*AIM*
Extract from the listing each line in which the word "structure" appears.

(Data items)
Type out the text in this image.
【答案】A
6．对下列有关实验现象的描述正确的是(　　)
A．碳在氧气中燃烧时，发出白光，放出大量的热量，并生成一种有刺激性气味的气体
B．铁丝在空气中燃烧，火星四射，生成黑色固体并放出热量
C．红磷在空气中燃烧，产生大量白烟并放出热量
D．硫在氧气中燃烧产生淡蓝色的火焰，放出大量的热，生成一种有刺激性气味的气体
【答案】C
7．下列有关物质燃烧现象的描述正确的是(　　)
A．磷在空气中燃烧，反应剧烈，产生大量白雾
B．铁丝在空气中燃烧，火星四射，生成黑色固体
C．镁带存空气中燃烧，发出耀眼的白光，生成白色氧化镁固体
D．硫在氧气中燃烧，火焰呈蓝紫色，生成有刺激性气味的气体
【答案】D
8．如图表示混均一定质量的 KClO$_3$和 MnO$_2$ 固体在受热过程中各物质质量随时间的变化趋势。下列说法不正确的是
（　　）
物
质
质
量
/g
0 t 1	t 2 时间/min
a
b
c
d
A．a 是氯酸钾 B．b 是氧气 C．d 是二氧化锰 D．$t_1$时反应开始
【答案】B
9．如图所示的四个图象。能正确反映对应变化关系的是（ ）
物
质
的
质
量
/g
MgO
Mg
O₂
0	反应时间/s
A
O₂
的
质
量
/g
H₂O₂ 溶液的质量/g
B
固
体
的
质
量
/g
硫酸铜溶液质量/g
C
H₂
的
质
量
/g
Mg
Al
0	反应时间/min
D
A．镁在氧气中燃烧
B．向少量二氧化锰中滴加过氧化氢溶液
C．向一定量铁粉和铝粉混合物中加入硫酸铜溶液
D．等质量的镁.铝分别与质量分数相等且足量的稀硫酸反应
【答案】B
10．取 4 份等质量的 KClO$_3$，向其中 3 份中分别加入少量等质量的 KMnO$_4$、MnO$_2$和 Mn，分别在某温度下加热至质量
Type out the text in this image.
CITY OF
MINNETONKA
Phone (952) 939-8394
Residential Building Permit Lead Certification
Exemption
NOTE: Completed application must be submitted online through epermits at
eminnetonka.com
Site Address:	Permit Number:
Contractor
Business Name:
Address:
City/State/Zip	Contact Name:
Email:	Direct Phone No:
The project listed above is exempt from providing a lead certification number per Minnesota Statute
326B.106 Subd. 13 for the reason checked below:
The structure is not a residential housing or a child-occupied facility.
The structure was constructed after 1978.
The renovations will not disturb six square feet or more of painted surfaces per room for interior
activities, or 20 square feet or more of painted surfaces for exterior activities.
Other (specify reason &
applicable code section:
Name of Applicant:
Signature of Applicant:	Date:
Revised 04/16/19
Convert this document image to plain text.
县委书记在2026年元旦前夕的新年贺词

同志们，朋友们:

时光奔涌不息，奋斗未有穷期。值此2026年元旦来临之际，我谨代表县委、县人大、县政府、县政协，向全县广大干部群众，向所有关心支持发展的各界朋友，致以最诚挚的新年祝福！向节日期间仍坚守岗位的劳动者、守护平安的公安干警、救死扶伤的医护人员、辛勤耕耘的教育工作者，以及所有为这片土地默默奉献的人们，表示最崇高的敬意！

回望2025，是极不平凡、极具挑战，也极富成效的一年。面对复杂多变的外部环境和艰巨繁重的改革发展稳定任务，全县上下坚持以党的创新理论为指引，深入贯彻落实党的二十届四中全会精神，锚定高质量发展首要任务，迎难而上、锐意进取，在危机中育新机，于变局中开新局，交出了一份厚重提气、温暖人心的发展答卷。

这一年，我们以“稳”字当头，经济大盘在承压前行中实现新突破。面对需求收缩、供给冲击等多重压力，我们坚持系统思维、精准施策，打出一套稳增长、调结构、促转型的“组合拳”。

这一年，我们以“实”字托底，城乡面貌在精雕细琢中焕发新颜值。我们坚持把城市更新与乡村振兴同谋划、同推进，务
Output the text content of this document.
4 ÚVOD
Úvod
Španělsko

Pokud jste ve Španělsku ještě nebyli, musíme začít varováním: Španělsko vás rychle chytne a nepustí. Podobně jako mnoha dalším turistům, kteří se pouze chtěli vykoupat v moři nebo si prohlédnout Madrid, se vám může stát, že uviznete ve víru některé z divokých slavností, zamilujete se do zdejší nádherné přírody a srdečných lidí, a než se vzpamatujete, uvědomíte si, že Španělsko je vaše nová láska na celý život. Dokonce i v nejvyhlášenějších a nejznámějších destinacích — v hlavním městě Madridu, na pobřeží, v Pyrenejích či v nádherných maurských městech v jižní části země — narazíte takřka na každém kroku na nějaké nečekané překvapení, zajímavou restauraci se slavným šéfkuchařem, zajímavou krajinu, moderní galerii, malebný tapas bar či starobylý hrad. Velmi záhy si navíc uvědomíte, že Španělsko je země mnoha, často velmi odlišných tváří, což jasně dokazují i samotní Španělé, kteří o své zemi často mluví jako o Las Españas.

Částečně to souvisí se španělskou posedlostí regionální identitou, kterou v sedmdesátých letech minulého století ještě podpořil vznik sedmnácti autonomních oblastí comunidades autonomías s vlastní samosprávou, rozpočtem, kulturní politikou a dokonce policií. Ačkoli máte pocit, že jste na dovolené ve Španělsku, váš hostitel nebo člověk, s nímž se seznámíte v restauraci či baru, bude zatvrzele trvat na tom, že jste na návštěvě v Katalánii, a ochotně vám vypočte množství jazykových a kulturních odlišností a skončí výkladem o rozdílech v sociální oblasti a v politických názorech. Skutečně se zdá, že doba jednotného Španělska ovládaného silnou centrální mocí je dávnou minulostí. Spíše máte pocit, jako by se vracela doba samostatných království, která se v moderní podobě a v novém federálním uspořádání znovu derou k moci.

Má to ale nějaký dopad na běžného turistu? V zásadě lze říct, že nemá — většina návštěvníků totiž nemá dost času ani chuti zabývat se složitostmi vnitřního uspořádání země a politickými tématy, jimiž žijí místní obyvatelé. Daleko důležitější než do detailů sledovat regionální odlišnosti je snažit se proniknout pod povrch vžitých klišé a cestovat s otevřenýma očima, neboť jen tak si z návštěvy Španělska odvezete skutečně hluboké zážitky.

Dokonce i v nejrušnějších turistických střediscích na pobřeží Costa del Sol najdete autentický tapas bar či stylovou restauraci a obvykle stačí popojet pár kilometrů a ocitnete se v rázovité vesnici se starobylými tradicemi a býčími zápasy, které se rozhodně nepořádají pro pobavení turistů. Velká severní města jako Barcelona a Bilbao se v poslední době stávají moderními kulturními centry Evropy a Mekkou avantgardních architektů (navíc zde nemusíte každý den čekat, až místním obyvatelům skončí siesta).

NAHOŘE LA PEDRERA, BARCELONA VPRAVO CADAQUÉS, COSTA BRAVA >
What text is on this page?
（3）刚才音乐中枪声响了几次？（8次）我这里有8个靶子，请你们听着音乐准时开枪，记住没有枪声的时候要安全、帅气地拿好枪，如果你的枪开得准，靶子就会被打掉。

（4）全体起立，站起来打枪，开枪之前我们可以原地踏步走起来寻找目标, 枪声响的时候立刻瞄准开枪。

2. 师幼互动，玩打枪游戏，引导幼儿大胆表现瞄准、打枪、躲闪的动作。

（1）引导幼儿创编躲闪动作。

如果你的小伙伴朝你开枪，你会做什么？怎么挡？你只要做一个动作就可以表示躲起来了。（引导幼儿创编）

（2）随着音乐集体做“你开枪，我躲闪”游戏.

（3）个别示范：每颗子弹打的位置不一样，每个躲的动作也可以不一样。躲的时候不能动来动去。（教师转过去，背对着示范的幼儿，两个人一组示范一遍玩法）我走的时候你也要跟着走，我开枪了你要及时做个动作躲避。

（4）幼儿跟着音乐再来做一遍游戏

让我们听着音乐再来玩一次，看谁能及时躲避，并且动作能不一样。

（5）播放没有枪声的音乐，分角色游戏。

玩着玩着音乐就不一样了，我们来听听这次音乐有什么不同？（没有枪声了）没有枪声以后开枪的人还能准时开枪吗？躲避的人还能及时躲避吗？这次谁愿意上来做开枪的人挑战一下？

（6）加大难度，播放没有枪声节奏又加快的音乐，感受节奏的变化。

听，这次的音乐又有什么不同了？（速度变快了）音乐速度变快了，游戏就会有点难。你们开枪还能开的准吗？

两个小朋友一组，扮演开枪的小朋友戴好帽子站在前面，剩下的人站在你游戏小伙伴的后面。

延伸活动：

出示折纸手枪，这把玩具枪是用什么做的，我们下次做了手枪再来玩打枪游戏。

*SOLUTION*
The structure is not a residential housing or a child-occupied facility.
The structure was constructed after 1978.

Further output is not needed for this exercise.